= WHAT IS NEEDED =
Transcribe the listing in full, excluding any pictures.
--- Begin DATA EXTRACT ---
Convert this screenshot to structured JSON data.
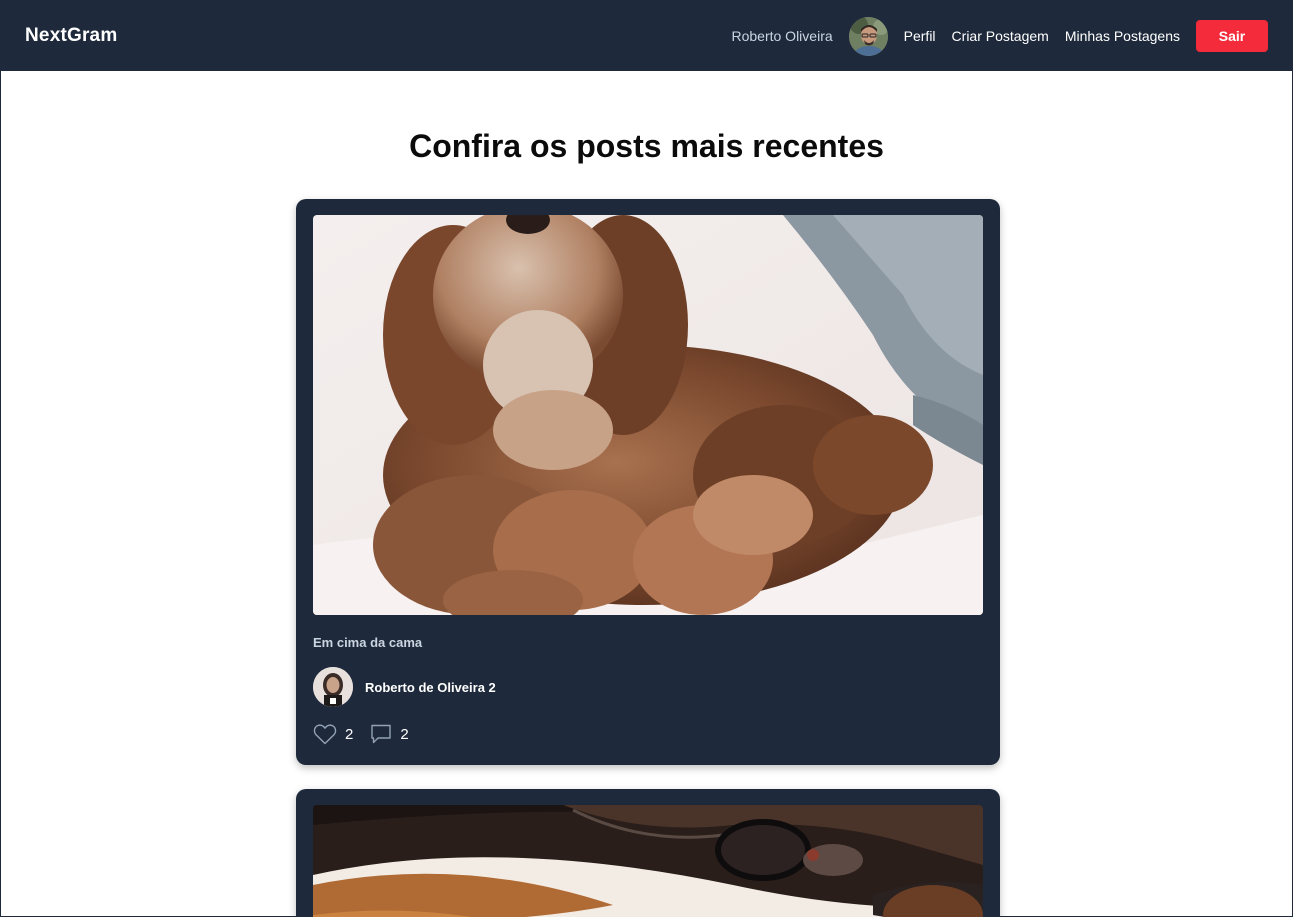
{
  "navbar": {
    "brand": "NextGram",
    "user_name": "Roberto Oliveira",
    "links": {
      "profile": "Perfil",
      "create_post": "Criar Postagem",
      "my_posts": "Minhas Postagens"
    },
    "logout_label": "Sair"
  },
  "page": {
    "title": "Confira os posts mais recentes"
  },
  "posts": [
    {
      "caption": "Em cima da cama",
      "author": "Roberto de Oliveira 2",
      "likes": "2",
      "comments": "2"
    }
  ],
  "colors": {
    "navbar_bg": "#1e293b",
    "card_bg": "#1e293b",
    "logout_bg": "#f42b3b",
    "page_bg": "#ffffff"
  },
  "icons": [
    "heart-icon",
    "comment-icon"
  ]
}
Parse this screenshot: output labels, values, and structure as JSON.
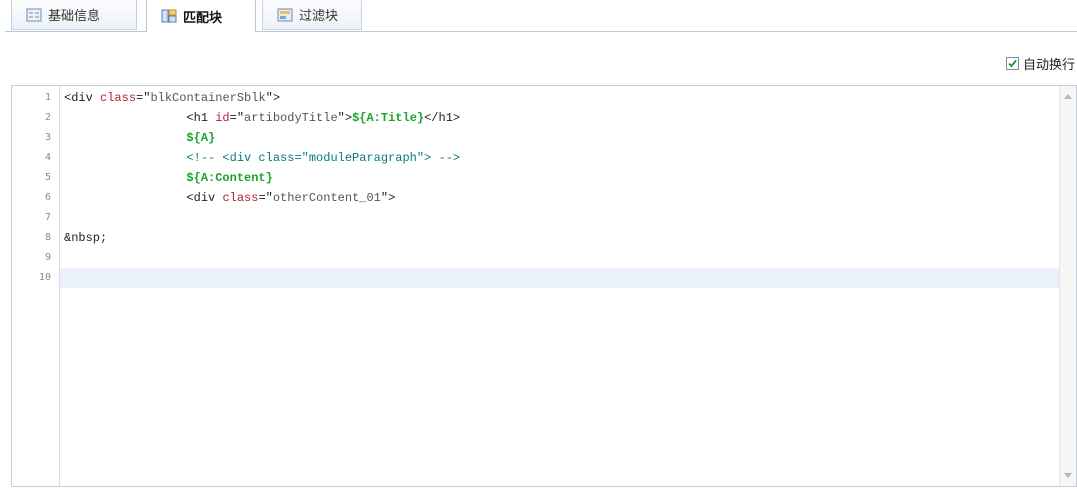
--- End DATA EXTRACT ---
= TASK OUTPUT =
Convert this screenshot to structured JSON data.
{
  "navbar": {
    "brand": "NextGram",
    "user_name": "Roberto Oliveira",
    "links": {
      "profile": "Perfil",
      "create_post": "Criar Postagem",
      "my_posts": "Minhas Postagens"
    },
    "logout_label": "Sair"
  },
  "page": {
    "title": "Confira os posts mais recentes"
  },
  "posts": [
    {
      "caption": "Em cima da cama",
      "author": "Roberto de Oliveira 2",
      "likes": "2",
      "comments": "2"
    }
  ],
  "colors": {
    "navbar_bg": "#1e293b",
    "card_bg": "#1e293b",
    "logout_bg": "#f42b3b",
    "page_bg": "#ffffff"
  },
  "icons": [
    "heart-icon",
    "comment-icon"
  ]
}
Parse this screenshot: output labels, values, and structure as JSON.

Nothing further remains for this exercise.